(Document layout analysis data)
== == ==
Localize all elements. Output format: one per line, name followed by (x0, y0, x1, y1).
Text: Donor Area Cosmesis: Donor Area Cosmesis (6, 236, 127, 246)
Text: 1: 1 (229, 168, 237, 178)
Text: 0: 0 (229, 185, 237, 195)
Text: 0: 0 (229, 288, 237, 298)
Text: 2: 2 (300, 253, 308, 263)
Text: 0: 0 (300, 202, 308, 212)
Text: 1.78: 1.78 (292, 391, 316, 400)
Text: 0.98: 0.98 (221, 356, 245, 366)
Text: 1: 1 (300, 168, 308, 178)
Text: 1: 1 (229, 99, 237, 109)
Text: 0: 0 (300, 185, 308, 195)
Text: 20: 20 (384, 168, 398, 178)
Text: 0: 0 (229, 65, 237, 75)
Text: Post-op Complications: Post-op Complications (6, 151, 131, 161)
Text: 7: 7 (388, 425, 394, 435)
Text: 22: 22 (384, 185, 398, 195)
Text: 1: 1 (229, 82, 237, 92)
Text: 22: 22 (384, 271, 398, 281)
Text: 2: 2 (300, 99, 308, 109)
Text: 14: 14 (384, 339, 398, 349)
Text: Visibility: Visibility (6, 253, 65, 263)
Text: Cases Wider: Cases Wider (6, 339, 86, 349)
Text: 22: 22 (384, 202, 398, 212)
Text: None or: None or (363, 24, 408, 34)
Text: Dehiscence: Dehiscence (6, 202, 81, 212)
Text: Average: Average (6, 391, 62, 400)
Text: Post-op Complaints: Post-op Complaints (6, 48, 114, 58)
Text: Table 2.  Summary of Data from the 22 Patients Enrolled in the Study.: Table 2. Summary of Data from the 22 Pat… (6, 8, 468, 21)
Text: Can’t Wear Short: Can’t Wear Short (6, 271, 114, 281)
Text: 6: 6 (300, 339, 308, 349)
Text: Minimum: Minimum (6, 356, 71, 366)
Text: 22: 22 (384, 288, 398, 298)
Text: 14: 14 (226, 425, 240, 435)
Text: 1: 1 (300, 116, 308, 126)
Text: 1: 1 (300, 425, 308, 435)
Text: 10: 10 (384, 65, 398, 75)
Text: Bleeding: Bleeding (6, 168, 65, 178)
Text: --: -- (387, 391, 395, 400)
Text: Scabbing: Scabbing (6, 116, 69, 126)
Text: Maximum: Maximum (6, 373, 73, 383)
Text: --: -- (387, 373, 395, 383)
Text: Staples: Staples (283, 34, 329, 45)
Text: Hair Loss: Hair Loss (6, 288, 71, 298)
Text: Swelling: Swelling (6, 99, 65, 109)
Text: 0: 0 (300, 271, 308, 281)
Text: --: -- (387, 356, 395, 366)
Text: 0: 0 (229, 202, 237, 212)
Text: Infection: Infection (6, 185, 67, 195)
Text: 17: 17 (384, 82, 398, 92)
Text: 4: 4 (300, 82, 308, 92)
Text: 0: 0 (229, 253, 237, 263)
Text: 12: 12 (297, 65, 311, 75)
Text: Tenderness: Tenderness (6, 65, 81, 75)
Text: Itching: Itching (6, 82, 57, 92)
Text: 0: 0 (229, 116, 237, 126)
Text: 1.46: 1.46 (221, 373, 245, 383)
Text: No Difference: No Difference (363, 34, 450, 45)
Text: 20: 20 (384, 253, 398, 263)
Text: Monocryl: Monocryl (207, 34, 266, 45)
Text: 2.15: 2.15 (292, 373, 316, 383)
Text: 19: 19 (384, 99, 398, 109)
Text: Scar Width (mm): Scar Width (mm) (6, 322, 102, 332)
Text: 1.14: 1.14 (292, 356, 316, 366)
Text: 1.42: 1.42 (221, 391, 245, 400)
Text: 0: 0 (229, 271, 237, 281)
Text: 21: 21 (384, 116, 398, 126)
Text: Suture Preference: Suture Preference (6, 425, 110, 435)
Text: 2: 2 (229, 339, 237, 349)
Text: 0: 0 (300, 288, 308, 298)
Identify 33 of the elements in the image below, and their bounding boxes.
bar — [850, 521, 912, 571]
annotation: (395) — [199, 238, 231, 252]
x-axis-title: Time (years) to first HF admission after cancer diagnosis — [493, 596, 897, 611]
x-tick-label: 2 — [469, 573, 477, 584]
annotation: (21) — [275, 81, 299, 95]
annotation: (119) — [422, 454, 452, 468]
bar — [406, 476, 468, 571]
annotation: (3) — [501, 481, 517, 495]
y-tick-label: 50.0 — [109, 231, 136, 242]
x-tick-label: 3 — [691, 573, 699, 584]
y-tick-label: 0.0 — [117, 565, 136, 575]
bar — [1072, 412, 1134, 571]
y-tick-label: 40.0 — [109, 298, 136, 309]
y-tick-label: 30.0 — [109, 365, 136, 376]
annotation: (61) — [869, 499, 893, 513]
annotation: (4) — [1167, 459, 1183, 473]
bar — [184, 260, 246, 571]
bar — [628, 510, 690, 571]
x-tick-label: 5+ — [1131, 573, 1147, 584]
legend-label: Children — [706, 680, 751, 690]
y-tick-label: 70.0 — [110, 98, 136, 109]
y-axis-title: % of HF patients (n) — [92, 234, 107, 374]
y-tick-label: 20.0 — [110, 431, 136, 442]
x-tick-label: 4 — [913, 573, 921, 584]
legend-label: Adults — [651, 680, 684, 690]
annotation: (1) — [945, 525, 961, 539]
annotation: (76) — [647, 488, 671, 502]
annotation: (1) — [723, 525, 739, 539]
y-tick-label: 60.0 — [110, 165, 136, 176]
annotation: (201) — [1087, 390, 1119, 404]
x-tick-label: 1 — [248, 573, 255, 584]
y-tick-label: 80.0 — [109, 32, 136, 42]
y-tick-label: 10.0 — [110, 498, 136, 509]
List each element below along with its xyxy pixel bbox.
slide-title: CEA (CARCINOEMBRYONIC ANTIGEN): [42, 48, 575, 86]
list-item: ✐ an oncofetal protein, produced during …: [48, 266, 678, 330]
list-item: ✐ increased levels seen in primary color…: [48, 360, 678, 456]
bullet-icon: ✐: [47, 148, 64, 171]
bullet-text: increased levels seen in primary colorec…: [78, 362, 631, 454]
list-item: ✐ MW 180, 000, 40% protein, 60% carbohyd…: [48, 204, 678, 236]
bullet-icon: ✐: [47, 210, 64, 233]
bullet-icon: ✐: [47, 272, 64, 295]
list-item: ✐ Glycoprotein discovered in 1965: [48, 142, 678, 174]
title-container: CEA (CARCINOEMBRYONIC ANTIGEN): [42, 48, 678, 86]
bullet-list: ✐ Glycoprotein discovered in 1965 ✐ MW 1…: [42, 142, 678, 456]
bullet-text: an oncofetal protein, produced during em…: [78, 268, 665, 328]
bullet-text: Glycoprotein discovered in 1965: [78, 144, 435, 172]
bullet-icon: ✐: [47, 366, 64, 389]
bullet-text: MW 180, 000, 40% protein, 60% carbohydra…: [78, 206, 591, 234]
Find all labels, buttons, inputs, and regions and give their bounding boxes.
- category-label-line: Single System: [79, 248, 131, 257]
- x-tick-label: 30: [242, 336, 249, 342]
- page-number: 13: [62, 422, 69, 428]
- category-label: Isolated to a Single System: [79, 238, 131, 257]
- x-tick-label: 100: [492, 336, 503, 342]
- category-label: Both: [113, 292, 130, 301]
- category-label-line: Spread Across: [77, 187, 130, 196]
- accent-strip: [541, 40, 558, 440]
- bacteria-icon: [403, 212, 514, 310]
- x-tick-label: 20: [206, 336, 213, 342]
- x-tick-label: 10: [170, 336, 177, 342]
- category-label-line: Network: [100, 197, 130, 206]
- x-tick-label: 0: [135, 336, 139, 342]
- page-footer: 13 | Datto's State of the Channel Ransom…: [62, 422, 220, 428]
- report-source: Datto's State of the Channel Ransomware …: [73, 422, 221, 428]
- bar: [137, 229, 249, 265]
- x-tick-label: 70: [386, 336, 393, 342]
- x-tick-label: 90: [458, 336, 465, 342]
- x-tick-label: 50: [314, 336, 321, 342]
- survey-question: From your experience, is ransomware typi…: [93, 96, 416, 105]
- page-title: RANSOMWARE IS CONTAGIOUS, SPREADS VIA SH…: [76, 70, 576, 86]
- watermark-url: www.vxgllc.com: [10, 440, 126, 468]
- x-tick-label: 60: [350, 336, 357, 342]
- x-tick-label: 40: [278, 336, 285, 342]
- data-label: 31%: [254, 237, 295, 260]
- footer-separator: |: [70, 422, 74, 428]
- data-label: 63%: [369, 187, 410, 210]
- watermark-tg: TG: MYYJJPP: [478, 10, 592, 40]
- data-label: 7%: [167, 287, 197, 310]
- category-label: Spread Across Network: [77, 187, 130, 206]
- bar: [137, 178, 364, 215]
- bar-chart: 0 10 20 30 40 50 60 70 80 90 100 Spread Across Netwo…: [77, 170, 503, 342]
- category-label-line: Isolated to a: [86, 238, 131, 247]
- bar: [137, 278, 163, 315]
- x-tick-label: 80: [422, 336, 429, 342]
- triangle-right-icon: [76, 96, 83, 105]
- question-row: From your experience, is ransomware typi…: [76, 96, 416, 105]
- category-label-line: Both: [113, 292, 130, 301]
== == ==
- PROBLEM REQUIREMENTS: Filter the entries above down to the lines that contain the word "Channel".

- EXPECTED OUTPUT:
- page-footer: 13 | Datto's State of the Channel Ransom…: [62, 422, 220, 428]
- report-source: Datto's State of the Channel Ransomware …: [73, 422, 221, 428]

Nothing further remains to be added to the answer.